Collected data entries —

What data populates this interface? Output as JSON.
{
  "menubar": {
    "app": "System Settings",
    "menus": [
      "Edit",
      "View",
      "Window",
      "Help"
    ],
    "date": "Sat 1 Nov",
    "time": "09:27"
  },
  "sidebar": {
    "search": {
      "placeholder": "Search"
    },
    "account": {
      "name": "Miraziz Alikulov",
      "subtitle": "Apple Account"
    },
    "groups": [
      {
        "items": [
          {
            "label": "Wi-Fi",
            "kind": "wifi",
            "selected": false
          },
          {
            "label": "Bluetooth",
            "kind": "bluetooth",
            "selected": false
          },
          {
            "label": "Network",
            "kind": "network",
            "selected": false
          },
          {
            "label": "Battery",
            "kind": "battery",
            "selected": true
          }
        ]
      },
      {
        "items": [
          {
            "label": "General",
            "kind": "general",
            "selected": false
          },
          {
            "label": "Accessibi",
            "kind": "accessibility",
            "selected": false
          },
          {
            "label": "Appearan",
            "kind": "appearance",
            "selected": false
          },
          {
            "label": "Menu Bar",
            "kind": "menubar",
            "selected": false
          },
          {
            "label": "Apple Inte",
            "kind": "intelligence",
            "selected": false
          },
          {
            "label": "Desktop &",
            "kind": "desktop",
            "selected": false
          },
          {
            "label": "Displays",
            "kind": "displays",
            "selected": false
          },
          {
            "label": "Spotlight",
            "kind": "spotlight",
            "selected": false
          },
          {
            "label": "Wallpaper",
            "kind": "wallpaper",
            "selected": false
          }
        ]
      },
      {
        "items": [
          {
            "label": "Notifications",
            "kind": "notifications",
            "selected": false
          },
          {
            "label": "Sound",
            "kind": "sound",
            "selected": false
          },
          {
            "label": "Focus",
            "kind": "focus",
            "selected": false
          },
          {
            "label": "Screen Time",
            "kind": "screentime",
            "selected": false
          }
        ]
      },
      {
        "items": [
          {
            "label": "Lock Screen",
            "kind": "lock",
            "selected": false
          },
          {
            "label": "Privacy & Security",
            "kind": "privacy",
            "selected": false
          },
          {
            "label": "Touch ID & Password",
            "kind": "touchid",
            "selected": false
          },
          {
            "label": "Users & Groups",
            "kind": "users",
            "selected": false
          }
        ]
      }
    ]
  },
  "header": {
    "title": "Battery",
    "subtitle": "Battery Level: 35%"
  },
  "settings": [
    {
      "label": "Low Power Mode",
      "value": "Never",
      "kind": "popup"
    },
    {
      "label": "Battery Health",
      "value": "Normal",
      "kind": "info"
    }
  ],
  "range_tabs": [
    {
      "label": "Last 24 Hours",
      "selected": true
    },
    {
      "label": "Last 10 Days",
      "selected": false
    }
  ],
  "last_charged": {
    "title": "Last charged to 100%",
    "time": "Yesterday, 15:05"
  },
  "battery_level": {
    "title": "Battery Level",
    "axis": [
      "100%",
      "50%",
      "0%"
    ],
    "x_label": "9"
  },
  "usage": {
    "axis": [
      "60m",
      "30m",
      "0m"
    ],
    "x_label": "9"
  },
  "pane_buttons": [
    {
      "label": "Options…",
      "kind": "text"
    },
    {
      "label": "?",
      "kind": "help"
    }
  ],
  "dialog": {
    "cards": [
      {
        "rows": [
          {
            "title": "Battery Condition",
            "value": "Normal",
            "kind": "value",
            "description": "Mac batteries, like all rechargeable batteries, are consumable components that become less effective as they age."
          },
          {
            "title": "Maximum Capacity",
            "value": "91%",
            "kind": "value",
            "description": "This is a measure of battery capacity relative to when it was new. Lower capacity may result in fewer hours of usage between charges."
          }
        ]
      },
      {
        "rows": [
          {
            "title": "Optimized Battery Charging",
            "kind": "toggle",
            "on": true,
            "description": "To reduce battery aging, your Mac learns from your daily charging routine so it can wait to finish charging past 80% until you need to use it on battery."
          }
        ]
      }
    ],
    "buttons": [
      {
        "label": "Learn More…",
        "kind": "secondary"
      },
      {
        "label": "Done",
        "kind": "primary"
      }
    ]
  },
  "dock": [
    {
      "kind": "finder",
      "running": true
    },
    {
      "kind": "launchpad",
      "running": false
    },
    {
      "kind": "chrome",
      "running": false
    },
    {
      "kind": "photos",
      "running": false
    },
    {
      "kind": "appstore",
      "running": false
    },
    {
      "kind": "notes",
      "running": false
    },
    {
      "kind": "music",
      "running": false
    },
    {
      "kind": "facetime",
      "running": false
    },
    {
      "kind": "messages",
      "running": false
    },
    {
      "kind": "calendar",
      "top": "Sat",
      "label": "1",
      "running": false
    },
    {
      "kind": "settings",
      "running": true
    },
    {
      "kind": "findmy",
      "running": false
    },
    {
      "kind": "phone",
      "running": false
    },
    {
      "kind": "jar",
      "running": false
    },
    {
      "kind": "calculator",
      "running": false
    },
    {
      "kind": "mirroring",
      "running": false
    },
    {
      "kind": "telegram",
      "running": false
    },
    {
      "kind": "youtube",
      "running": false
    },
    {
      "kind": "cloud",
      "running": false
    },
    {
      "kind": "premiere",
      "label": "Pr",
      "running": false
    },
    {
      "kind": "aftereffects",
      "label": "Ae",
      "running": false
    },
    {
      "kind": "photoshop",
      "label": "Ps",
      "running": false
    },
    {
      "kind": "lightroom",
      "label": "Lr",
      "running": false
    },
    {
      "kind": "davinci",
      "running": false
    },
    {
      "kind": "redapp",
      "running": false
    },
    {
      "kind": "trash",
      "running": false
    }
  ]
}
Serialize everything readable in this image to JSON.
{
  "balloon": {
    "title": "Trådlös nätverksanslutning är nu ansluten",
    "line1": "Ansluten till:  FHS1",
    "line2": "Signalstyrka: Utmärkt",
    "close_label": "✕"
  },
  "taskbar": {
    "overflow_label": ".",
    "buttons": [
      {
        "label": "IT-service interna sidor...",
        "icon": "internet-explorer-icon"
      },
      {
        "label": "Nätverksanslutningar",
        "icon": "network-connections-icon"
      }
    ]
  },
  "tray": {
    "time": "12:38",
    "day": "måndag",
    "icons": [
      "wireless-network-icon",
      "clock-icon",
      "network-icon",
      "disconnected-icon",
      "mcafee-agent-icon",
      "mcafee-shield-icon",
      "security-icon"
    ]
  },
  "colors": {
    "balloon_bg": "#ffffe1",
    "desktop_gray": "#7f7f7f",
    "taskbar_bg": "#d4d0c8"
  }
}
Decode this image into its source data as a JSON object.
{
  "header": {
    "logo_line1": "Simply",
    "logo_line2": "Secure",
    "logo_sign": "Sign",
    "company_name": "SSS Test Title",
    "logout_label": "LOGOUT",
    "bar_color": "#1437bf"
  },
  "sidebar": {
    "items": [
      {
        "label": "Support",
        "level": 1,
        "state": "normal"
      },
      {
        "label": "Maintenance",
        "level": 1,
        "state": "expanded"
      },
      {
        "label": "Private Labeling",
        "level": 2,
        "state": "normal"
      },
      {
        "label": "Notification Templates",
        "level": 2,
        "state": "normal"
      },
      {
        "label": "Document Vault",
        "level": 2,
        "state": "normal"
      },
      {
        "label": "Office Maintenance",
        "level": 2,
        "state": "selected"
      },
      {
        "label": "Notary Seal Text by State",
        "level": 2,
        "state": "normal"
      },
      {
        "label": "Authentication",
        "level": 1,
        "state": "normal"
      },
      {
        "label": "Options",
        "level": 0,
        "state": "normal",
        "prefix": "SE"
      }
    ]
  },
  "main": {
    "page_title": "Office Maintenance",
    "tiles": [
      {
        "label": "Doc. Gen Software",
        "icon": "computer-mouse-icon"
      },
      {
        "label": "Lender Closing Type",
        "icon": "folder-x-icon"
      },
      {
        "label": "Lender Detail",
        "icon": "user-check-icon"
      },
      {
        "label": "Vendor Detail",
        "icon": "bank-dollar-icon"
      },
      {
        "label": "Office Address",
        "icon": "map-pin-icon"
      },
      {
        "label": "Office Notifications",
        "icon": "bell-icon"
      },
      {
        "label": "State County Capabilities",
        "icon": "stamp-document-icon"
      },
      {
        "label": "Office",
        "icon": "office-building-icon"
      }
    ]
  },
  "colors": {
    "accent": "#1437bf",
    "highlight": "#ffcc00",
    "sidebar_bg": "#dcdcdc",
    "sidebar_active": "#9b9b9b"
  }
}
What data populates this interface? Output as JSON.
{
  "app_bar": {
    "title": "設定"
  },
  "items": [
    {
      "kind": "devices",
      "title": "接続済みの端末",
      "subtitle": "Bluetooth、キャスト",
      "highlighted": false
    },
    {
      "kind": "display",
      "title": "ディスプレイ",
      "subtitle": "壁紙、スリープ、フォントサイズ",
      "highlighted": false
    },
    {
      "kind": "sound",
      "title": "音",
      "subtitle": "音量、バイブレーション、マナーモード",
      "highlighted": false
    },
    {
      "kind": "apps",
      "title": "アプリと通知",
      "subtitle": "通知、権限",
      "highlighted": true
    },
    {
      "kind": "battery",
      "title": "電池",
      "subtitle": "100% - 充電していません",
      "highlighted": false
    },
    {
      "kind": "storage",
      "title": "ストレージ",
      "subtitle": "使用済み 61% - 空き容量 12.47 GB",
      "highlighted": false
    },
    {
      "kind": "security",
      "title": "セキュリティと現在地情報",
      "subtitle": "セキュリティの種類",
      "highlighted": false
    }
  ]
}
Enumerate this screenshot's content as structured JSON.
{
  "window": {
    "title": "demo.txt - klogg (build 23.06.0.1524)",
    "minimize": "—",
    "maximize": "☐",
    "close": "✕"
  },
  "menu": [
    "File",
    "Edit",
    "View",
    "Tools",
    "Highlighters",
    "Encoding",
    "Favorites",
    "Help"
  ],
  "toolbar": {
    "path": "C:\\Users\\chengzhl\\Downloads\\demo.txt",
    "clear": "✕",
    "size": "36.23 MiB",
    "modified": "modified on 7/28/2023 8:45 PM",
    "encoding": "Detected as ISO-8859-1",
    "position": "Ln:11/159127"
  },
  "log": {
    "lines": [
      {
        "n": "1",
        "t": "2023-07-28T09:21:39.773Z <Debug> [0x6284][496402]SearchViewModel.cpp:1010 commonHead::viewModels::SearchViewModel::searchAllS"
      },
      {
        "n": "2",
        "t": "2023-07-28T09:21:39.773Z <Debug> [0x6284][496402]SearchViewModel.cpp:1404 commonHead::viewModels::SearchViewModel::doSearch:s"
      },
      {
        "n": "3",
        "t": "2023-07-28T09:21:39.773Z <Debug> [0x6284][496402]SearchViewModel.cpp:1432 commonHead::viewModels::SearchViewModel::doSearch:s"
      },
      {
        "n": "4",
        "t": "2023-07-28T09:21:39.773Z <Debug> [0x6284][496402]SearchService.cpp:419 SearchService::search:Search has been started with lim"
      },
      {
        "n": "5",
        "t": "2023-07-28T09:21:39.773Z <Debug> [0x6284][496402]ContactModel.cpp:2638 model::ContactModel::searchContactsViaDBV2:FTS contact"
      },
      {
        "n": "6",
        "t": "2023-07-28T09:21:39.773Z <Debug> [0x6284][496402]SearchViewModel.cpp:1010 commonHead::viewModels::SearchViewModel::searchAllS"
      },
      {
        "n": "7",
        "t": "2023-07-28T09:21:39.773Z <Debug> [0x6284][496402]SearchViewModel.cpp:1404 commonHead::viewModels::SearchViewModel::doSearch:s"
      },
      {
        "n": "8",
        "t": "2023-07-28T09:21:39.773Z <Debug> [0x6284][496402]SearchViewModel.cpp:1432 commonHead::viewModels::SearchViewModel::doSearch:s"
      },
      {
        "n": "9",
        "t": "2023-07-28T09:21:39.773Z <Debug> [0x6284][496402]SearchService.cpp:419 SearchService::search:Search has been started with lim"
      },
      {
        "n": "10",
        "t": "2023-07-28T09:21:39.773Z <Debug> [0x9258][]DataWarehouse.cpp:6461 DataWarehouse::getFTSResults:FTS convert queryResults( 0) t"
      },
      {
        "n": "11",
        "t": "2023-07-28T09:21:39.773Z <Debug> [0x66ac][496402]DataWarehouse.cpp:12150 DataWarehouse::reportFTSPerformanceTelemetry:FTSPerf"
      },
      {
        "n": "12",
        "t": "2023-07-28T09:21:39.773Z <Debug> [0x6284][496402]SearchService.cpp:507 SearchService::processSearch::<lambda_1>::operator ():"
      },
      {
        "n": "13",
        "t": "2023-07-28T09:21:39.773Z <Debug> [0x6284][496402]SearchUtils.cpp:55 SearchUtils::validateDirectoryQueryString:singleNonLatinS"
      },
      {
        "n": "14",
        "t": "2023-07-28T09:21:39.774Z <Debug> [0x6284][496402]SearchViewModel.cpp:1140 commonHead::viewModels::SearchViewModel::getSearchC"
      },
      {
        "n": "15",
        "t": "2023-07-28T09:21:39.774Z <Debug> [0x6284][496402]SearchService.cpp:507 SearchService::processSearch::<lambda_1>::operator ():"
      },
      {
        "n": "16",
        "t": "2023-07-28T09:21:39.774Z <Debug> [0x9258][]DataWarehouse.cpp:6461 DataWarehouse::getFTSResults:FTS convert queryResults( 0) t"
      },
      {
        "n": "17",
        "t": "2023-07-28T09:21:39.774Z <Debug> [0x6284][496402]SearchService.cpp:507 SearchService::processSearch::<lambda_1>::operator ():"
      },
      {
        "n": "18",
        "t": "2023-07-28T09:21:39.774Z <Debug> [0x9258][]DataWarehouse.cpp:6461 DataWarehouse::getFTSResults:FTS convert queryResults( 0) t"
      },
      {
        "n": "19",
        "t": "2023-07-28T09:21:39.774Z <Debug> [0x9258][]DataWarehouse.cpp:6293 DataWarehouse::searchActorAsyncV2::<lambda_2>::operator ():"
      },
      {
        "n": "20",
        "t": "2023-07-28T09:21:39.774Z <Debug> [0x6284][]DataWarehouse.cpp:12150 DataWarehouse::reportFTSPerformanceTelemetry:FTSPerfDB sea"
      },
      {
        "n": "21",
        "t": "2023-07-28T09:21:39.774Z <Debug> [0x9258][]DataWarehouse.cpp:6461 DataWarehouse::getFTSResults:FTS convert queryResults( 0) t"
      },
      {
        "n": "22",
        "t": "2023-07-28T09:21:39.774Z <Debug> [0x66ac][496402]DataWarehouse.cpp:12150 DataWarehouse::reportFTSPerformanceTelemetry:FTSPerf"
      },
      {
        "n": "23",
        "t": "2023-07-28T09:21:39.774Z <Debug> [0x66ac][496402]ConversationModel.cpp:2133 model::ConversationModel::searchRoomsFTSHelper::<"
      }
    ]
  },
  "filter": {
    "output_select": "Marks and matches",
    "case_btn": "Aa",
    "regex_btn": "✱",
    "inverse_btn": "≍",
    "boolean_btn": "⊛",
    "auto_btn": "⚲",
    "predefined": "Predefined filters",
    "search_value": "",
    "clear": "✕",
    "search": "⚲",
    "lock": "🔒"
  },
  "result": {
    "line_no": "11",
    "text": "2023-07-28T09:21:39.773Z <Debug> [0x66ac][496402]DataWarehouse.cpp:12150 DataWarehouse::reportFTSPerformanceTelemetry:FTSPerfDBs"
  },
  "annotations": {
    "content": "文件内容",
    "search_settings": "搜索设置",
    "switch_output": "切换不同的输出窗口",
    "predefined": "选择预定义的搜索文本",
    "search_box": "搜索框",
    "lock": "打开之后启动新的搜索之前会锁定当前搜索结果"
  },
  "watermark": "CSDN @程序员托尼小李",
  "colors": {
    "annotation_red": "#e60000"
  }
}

Written task —
Working from the entries above, return all lines that contain "Detail".

Correct output —
        "label": "Lender Detail",
        "label": "Vendor Detail",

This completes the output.